● **INSTRUCTIONS FOR THE TASK**
Spot every line with the word "lainnya" and return it.

● **SUPPLIED ENTRIES**
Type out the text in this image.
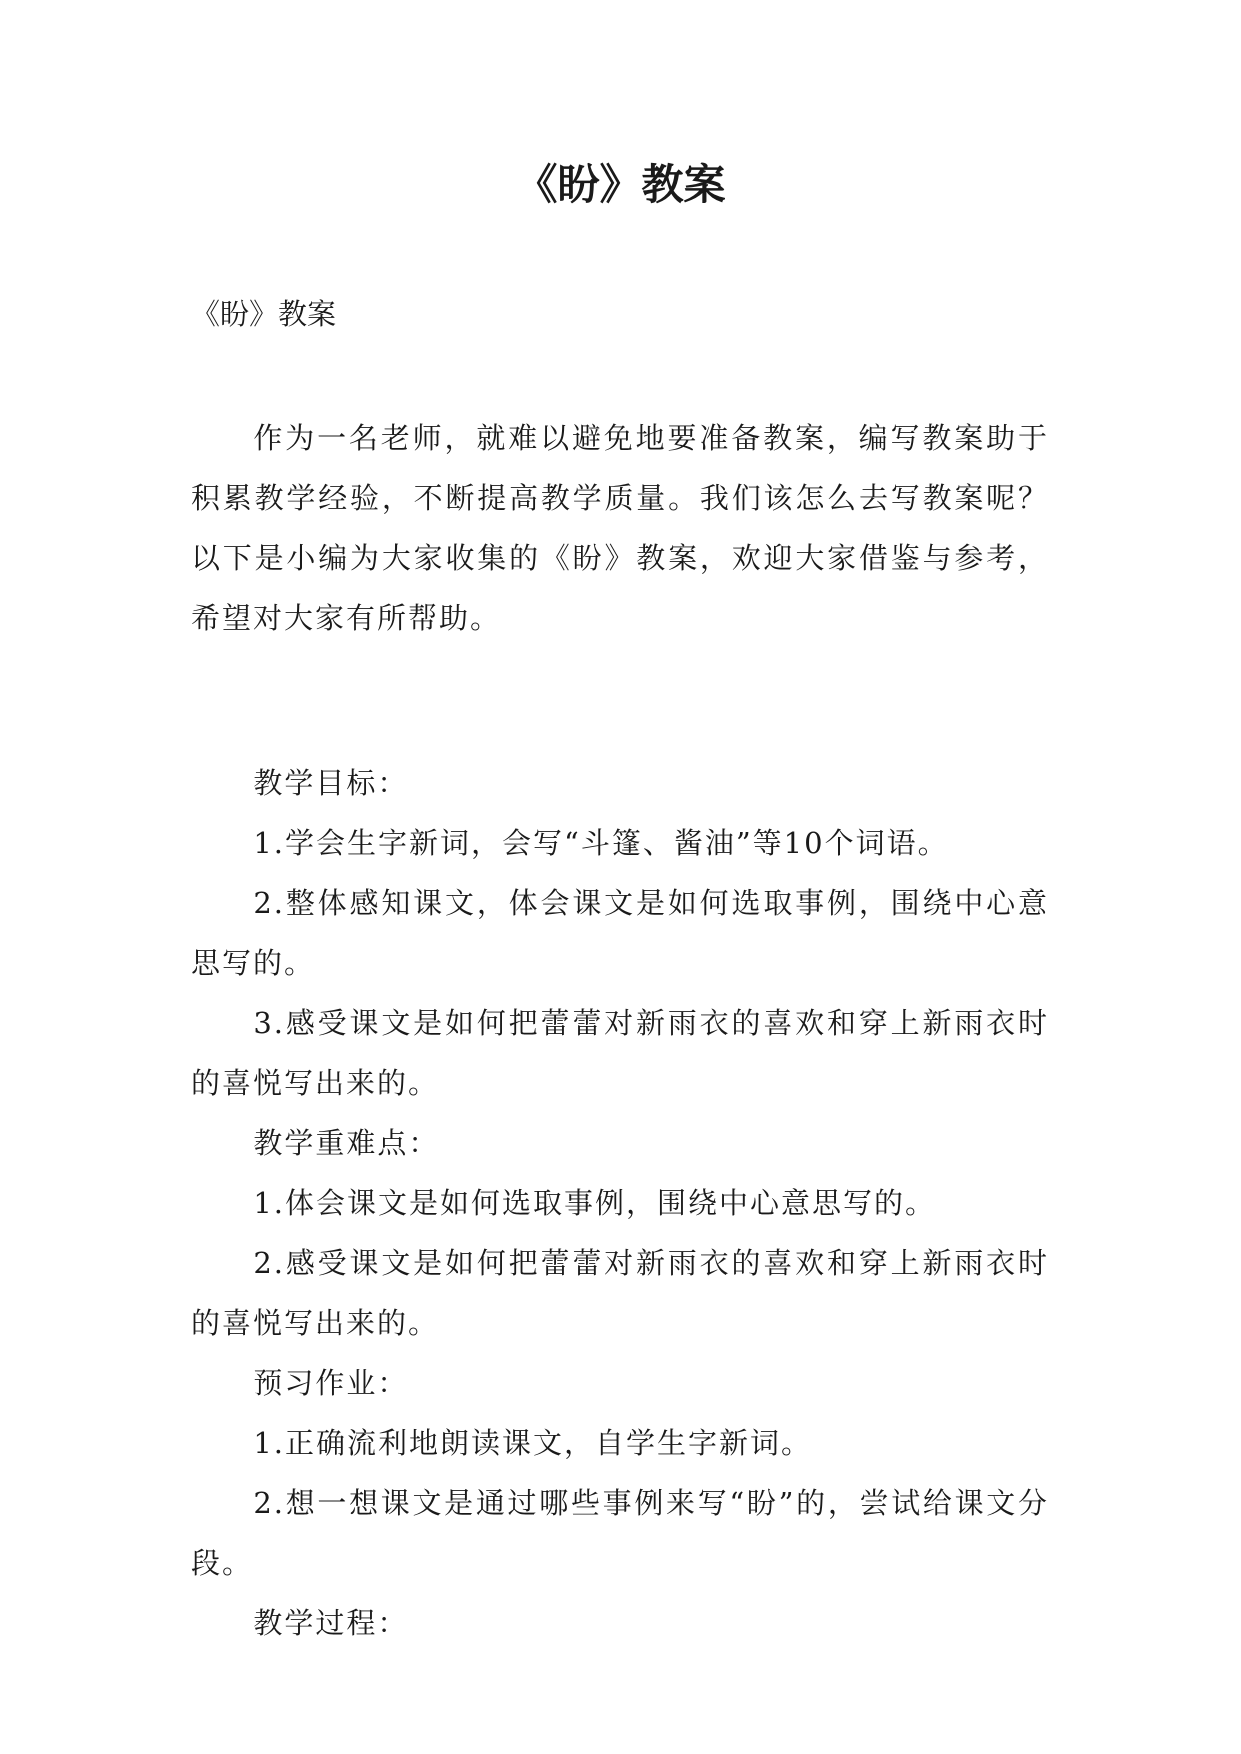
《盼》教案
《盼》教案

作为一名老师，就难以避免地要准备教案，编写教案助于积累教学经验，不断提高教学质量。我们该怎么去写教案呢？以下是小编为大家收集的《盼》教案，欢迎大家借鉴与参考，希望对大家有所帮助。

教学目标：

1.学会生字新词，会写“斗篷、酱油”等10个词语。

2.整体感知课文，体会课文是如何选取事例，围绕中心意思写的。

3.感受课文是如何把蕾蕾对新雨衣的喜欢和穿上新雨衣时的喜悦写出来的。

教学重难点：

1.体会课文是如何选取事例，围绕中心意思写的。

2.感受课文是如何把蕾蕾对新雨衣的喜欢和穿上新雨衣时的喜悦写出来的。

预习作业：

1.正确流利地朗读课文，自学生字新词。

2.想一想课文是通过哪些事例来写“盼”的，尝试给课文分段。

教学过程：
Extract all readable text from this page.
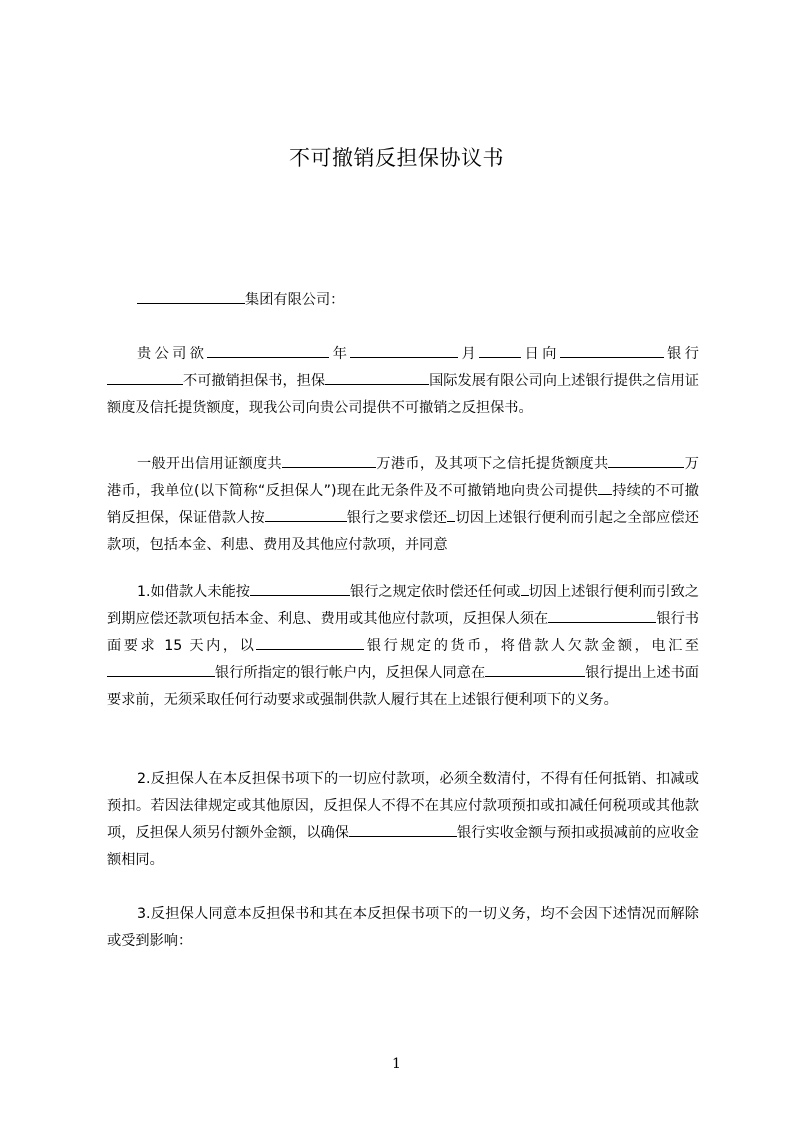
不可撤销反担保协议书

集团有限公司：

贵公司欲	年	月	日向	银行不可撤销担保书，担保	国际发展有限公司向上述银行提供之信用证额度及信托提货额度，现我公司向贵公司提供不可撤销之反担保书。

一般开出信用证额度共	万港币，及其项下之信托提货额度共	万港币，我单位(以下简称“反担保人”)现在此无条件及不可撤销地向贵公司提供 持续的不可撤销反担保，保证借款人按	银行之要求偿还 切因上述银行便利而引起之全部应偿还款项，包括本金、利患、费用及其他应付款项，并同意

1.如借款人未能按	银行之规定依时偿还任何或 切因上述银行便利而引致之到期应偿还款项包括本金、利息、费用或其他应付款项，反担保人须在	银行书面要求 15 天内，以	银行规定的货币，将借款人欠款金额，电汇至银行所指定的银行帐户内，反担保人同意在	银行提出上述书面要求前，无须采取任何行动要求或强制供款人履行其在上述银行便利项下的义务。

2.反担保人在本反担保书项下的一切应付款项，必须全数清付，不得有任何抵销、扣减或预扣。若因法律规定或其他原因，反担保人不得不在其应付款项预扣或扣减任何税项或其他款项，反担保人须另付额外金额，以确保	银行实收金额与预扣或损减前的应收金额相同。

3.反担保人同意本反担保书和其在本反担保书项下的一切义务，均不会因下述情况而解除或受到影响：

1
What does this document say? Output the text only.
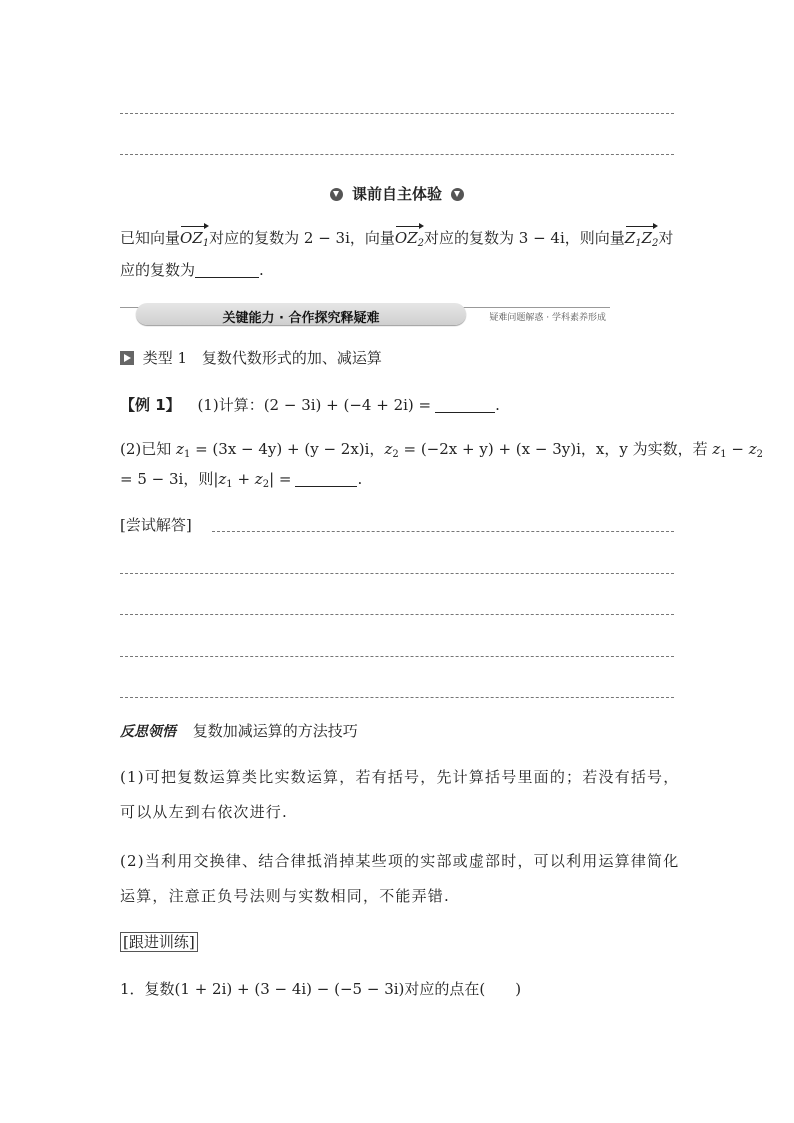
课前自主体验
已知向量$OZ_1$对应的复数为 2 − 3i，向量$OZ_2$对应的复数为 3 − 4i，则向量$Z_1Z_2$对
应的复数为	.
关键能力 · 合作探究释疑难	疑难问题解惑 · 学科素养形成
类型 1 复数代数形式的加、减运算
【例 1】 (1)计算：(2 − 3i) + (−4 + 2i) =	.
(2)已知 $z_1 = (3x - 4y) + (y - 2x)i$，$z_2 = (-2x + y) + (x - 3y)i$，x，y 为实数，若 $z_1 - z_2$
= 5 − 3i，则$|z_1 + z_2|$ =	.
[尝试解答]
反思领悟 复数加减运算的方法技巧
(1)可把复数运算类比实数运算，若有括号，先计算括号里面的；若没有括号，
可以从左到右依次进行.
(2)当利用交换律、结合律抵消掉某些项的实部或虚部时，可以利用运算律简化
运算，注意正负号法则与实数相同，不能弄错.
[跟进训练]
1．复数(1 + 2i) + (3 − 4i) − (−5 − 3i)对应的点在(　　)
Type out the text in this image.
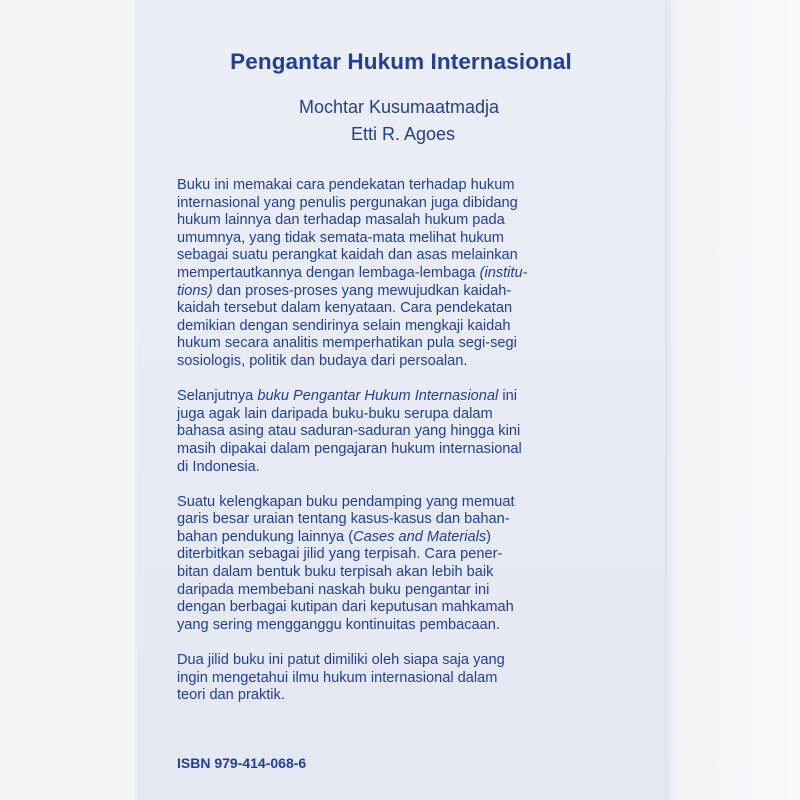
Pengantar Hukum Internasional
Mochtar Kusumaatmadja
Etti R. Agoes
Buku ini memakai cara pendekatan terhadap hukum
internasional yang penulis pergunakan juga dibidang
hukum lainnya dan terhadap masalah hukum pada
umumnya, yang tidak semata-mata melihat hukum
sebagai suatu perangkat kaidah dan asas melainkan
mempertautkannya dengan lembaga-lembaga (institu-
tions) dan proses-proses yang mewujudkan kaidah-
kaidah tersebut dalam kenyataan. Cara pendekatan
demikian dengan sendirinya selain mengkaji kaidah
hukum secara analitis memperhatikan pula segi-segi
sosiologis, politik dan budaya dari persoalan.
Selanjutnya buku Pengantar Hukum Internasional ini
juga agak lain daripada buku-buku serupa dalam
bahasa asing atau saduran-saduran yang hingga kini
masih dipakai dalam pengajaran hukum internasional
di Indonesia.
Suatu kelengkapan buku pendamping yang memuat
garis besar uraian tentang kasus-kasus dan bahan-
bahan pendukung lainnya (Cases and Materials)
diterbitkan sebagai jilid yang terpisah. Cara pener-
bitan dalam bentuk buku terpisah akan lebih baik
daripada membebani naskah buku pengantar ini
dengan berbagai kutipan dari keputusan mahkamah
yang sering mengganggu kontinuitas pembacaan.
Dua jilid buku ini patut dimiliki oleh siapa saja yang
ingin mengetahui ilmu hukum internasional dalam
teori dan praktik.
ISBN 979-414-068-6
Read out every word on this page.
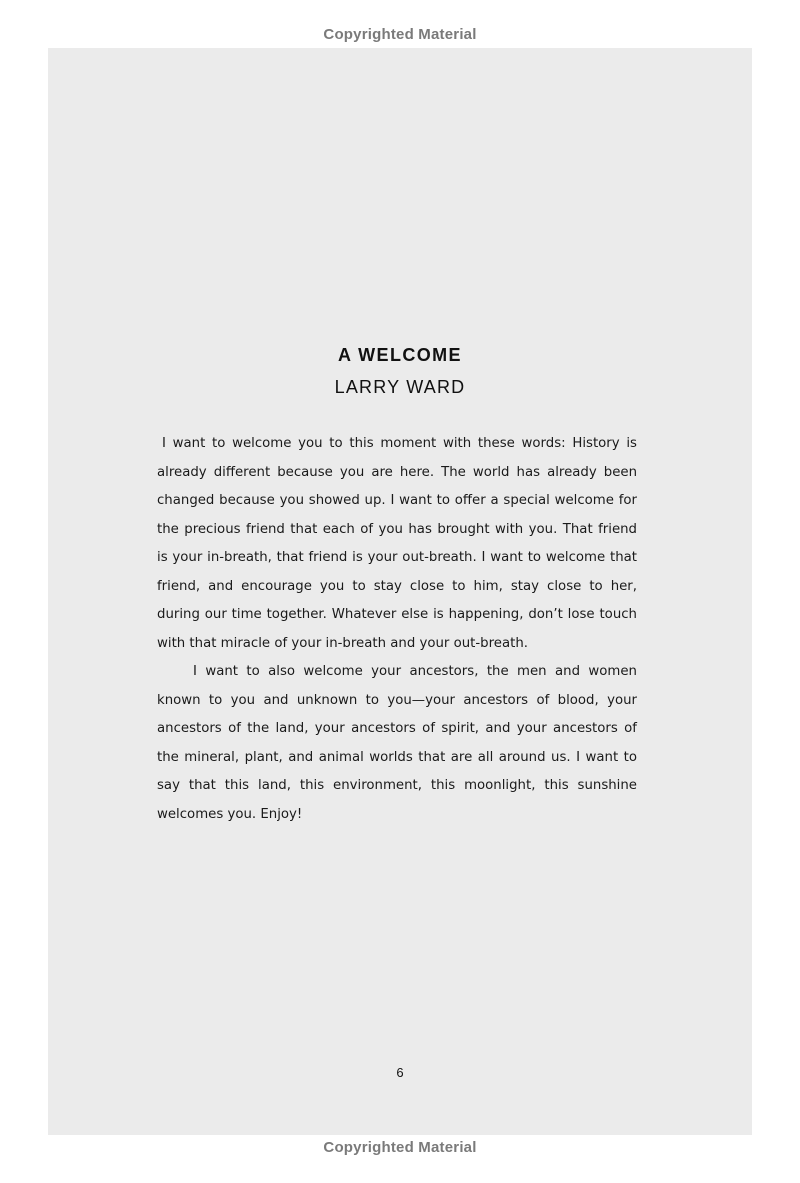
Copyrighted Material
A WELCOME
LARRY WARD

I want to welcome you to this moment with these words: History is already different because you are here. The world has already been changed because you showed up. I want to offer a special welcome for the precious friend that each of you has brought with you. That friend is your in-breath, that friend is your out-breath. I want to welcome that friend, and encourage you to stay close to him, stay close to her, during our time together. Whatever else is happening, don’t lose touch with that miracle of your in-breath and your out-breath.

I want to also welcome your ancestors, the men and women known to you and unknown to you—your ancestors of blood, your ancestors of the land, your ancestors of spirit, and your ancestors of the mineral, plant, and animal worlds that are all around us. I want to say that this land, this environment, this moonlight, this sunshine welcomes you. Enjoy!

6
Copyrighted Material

● **FINAL ANSWER**
hukum lainnya dan terhadap masalah hukum pada
bahan pendukung lainnya (Cases and Materials)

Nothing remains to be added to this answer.